[TO BE DONE] Pick out all lines of the entries that include the word "first" and copy them.

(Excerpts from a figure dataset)
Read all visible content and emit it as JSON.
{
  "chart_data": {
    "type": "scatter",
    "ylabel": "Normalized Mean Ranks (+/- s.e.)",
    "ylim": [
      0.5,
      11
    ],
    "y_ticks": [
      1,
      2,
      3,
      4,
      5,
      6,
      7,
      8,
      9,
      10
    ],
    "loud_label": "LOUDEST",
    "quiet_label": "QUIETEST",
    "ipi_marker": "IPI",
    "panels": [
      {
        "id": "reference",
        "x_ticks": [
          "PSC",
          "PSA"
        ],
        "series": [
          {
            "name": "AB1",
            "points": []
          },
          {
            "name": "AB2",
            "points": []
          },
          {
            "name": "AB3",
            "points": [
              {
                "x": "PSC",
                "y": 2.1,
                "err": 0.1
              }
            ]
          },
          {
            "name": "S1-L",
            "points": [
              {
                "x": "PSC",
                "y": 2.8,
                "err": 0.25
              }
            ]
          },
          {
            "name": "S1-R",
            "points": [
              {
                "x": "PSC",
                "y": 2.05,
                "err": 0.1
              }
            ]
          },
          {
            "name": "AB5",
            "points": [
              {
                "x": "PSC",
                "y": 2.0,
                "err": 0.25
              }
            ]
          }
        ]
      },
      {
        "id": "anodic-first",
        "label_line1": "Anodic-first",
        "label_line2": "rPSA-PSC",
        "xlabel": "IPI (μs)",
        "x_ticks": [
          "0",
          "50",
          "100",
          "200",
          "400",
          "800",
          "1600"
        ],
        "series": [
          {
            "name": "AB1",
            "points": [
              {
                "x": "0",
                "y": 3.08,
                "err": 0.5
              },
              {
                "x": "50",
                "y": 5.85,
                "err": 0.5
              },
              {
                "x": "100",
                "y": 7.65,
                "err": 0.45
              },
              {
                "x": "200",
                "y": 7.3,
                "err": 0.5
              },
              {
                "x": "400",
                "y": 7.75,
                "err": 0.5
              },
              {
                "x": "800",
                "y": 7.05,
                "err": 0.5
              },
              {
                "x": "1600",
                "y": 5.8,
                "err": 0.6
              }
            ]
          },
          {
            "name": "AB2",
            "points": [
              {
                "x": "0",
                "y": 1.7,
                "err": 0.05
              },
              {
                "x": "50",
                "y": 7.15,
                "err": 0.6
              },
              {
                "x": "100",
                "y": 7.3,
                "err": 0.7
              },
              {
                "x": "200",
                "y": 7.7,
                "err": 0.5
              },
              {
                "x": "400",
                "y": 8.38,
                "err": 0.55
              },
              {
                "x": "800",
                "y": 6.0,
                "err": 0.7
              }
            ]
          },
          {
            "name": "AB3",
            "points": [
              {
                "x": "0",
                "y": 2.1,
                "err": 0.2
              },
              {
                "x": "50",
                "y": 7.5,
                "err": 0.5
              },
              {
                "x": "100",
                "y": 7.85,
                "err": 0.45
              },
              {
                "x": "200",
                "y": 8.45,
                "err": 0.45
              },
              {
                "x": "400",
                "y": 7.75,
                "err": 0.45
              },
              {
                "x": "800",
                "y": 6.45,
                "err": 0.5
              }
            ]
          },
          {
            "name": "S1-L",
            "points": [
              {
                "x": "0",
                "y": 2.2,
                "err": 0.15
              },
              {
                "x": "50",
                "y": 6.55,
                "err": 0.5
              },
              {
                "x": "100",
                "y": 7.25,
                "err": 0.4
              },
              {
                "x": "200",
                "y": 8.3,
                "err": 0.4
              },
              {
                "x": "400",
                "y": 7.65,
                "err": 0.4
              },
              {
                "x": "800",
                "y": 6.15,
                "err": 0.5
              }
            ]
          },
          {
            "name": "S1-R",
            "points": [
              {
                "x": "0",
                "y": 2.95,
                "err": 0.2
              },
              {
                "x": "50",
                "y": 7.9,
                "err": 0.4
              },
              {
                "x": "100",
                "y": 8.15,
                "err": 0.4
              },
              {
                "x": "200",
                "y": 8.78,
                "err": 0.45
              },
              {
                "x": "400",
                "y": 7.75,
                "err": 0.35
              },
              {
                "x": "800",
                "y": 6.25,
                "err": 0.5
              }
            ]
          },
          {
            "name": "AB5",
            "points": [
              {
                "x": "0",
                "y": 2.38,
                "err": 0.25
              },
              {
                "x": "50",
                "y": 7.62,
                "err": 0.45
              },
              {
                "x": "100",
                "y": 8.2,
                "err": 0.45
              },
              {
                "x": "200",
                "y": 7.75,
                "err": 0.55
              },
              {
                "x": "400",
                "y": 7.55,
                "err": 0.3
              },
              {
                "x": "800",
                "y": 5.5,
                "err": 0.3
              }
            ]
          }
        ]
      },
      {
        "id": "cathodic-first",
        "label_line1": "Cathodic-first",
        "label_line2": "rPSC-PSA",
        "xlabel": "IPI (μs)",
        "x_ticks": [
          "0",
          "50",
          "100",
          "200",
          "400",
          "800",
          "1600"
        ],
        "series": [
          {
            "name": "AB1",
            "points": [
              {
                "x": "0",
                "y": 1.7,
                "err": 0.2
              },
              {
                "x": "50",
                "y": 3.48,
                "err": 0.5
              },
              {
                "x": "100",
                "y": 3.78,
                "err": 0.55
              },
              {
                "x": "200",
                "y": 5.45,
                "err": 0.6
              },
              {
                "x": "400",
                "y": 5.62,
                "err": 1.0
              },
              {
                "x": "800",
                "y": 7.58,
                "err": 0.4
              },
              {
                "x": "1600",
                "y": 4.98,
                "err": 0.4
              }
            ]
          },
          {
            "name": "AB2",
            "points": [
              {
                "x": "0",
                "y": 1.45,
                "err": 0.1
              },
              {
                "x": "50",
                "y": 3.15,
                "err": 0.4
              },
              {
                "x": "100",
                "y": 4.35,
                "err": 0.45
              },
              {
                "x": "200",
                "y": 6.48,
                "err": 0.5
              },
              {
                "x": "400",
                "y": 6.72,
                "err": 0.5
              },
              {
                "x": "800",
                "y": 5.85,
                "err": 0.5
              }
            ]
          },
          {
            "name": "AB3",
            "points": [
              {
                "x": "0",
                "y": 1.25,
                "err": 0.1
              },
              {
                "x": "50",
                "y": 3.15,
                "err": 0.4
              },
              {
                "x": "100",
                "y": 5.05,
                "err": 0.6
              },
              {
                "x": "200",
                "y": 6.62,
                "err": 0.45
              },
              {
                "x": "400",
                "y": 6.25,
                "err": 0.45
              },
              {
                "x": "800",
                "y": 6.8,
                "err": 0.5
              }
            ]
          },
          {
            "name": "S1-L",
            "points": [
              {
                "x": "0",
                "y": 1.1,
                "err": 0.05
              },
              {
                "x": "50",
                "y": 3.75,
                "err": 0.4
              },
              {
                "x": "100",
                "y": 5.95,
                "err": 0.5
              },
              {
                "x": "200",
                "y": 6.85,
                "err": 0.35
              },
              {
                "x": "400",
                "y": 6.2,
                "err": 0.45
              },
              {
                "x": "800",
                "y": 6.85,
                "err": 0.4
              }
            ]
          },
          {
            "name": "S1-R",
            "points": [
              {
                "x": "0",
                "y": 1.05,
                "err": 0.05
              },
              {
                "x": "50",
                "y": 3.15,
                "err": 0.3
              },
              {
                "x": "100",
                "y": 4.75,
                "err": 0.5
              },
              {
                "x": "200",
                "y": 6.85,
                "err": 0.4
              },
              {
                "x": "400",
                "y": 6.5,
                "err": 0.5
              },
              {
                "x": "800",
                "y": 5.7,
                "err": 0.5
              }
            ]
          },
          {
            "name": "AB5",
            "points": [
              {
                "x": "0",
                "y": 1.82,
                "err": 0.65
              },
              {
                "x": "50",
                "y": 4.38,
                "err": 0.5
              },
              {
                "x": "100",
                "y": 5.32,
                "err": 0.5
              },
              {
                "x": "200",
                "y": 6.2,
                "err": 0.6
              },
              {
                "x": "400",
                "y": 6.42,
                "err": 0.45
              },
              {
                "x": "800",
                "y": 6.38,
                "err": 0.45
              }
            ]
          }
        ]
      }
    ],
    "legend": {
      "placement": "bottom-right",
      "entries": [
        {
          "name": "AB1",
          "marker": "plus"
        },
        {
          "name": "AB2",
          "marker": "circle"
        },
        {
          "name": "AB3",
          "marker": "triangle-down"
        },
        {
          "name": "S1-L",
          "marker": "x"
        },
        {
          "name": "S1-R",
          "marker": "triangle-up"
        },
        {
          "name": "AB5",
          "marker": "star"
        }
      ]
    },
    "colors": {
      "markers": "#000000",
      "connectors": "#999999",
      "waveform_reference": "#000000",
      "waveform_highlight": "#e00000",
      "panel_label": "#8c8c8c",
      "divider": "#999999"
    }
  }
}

[CORRECT RESPONSE]
        "id": "anodic-first",
        "label_line1": "Anodic-first",
        "id": "cathodic-first",
        "label_line1": "Cathodic-first",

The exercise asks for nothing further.